Aim of the exercise: Go through the records below line by line, counting those that contain the word "JSON"; answer with the count only.

Provided information:
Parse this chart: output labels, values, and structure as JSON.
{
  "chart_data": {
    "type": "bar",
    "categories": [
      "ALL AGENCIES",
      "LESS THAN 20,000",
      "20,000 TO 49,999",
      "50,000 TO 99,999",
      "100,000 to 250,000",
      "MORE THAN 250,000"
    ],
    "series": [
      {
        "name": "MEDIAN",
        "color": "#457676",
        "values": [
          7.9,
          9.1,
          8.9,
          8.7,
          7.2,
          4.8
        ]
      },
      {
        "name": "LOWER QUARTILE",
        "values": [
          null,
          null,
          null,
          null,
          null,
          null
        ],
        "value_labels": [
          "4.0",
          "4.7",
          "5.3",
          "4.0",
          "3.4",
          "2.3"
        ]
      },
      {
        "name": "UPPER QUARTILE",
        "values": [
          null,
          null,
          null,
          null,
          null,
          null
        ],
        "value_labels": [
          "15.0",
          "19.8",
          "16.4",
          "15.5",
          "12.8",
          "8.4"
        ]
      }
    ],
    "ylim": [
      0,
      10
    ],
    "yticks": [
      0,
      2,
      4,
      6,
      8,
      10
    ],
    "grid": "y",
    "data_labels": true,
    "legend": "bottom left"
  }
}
==
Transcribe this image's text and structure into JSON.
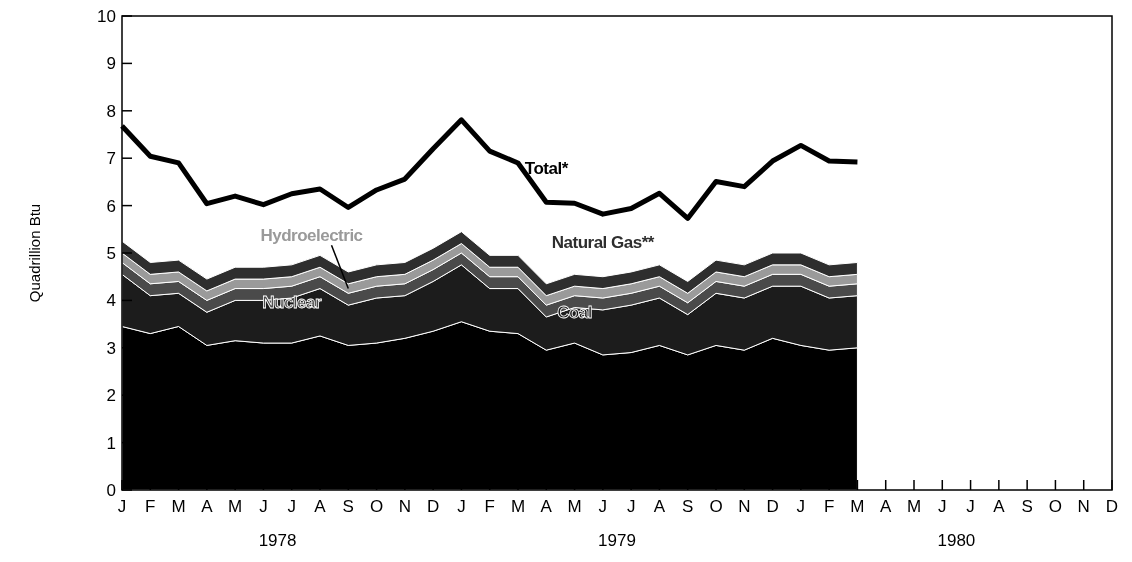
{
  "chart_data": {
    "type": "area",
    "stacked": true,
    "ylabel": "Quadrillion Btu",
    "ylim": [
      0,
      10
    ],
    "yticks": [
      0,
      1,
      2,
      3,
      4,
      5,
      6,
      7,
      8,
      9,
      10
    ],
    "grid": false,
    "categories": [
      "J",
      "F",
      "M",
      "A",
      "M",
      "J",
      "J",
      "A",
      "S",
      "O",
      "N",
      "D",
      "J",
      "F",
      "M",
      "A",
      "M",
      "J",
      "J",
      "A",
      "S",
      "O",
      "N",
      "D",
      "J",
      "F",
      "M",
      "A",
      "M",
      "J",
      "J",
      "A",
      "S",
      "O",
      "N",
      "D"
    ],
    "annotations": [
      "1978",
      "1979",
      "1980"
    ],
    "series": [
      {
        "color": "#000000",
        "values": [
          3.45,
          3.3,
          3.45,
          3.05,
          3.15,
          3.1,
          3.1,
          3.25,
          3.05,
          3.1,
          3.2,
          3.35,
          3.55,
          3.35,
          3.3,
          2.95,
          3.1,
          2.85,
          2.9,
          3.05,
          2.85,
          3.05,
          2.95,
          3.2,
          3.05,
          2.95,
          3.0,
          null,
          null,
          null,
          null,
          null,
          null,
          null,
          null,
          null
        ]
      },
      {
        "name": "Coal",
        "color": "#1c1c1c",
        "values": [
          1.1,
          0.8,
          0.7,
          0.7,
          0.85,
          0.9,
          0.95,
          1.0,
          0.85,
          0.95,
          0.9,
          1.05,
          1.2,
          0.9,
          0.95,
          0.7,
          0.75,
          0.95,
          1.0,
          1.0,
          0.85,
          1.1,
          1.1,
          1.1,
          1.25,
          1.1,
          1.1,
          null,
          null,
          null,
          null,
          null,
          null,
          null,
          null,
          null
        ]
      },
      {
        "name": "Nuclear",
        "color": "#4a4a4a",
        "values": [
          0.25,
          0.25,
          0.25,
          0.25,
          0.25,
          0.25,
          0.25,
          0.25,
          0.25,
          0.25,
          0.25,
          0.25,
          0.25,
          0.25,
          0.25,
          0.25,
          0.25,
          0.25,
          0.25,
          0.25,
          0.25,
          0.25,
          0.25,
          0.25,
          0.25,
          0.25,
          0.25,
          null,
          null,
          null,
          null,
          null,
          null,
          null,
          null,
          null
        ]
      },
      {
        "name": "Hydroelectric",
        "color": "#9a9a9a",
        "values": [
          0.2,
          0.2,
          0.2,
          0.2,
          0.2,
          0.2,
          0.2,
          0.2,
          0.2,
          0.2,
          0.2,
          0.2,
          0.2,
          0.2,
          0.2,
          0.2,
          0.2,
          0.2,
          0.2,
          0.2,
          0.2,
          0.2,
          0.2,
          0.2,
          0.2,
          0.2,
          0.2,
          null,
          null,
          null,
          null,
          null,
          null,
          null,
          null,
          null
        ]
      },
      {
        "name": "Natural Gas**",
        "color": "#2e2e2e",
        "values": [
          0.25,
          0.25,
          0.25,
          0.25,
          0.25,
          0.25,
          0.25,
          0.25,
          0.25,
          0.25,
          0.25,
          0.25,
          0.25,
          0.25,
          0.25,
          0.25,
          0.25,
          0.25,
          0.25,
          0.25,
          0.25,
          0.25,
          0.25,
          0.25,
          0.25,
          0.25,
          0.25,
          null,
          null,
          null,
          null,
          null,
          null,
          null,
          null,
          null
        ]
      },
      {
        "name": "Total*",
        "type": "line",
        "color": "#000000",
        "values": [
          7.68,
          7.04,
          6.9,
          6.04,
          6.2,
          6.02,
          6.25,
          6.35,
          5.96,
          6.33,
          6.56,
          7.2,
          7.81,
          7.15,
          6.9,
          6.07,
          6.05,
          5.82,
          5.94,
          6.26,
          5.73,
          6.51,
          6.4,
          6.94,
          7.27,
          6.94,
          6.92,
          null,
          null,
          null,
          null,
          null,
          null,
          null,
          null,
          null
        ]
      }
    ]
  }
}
--
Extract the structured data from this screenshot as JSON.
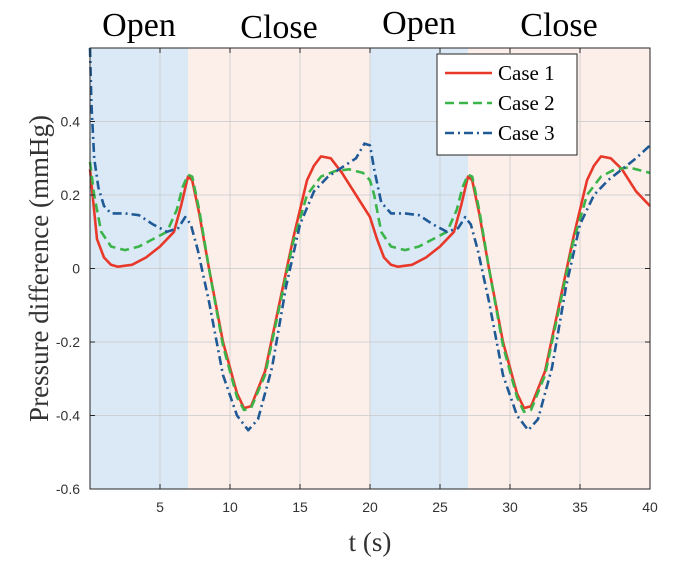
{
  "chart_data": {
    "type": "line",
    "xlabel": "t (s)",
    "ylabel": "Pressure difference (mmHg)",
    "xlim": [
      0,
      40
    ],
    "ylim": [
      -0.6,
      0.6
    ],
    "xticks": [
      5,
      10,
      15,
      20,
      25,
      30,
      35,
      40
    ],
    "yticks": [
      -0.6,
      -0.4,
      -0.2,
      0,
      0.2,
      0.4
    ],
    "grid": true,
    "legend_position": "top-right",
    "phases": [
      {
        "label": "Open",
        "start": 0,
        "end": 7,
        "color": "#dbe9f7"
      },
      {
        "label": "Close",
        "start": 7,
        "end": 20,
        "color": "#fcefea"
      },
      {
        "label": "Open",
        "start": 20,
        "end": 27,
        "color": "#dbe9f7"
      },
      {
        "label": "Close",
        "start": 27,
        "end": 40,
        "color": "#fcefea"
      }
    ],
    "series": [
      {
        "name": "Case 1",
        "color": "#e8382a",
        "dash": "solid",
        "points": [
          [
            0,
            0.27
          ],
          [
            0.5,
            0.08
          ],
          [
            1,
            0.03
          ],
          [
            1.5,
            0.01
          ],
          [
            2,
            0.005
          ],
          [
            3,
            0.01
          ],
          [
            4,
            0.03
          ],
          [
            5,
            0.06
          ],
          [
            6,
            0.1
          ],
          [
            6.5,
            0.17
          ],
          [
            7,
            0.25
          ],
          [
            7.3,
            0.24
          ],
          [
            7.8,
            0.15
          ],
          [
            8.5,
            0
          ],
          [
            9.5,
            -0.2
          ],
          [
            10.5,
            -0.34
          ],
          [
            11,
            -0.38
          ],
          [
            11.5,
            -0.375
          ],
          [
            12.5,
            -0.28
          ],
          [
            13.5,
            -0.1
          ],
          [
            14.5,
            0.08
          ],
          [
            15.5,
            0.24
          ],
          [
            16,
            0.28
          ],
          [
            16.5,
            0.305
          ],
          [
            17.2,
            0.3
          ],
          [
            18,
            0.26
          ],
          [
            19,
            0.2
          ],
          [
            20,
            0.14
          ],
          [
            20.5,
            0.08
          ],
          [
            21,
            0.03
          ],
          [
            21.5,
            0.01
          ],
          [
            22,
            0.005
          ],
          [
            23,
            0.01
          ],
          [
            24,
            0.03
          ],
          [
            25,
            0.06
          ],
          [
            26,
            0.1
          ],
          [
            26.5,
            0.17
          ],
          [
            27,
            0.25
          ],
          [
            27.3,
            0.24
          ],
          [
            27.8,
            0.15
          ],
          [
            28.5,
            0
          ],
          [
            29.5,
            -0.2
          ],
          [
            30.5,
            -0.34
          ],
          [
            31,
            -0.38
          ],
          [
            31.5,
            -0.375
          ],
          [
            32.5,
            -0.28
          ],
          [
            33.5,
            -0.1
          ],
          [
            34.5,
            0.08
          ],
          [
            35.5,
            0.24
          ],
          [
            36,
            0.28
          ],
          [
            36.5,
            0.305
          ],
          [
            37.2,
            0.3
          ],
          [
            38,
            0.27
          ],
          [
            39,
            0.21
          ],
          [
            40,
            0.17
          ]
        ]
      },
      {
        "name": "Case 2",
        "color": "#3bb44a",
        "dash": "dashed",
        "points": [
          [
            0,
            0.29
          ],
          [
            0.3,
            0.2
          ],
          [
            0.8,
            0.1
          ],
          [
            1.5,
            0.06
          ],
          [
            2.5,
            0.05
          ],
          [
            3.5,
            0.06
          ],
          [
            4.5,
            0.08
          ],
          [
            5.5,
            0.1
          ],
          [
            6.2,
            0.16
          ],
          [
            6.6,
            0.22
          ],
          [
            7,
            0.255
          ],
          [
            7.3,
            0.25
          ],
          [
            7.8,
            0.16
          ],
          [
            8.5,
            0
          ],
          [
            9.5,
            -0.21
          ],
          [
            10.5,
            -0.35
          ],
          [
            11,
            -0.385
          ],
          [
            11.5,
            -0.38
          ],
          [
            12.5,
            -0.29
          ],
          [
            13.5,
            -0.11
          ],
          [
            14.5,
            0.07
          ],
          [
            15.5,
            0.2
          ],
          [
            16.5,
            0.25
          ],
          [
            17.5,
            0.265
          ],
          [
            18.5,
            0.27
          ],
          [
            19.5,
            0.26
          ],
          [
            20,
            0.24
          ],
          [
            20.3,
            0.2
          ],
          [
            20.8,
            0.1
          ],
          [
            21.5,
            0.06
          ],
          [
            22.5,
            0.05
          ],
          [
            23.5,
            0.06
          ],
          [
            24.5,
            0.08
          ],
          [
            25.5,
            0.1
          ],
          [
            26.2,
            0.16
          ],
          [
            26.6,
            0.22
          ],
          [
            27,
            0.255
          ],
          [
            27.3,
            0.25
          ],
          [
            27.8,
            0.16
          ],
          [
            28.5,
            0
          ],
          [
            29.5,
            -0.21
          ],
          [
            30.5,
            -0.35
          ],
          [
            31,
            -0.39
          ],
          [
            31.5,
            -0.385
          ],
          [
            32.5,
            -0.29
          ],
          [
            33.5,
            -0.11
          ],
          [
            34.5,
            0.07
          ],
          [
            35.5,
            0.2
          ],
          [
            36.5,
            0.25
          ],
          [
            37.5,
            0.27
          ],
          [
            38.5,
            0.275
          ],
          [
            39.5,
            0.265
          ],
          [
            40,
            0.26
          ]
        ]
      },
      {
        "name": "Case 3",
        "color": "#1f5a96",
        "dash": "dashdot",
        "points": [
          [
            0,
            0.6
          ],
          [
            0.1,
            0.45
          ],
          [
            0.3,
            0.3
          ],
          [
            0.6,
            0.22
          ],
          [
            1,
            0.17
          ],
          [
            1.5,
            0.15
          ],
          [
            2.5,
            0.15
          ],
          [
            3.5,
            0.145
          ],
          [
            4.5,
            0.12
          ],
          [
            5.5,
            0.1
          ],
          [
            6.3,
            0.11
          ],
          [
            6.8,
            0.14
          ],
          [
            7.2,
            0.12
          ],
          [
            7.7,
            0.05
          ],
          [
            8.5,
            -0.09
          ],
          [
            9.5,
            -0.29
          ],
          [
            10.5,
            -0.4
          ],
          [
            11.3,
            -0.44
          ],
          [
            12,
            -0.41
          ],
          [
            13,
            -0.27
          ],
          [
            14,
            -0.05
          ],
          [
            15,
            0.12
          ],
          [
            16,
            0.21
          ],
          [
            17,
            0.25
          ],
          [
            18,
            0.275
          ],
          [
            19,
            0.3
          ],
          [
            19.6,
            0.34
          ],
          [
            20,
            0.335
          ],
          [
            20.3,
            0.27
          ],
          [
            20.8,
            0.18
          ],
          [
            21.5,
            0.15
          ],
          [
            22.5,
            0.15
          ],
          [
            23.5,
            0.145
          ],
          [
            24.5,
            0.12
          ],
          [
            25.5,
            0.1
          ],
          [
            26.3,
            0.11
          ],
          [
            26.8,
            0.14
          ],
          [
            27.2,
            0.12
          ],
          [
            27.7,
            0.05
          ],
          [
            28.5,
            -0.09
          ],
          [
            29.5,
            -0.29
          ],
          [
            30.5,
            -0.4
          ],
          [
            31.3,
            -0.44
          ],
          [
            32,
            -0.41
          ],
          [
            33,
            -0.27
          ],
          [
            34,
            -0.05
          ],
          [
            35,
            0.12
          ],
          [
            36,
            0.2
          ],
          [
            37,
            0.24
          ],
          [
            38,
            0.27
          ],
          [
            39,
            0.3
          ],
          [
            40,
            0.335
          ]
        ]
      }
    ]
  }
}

Task result: 3